Collected data entries:

****************************************

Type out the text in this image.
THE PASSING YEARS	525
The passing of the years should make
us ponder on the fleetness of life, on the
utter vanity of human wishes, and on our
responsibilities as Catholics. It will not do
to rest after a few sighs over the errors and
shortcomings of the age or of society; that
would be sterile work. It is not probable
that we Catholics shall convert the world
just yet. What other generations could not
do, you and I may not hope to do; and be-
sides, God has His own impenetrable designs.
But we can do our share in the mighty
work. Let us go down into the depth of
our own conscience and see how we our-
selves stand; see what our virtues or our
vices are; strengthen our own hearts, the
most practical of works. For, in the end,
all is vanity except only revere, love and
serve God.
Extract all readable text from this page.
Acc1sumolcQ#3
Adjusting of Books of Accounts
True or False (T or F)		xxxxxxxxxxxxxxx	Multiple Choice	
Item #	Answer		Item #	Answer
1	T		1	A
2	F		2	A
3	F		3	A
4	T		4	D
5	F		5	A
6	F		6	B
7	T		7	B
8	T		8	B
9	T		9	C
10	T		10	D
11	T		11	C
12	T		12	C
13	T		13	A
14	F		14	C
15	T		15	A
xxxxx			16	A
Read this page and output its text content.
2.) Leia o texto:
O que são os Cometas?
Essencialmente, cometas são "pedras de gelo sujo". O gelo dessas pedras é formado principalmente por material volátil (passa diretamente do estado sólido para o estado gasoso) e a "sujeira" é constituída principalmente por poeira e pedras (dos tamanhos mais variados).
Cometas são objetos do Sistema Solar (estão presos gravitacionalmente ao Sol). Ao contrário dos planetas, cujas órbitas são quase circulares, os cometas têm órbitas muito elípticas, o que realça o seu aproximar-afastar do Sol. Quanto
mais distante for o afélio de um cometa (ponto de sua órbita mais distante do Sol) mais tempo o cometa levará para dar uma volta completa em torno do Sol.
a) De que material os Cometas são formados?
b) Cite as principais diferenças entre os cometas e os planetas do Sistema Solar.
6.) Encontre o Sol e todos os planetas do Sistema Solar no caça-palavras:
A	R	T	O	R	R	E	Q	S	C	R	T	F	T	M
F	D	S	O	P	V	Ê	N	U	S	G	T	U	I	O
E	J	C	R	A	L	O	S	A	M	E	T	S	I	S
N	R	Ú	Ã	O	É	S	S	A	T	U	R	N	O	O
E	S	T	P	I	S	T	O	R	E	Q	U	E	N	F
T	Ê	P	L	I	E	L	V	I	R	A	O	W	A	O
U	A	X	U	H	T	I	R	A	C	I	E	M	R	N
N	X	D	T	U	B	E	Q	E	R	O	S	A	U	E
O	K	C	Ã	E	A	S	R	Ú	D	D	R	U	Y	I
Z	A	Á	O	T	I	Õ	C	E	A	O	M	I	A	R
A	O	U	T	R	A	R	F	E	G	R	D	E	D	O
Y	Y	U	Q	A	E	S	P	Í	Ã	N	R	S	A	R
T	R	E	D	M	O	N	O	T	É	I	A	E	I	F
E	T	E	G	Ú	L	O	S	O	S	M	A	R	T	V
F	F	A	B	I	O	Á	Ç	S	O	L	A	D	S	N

****************************************

(Work required) List every line above containing the word "that".

(Answer for the task)
shortcomings of the age or of society; that
that we Catholics shall convert the world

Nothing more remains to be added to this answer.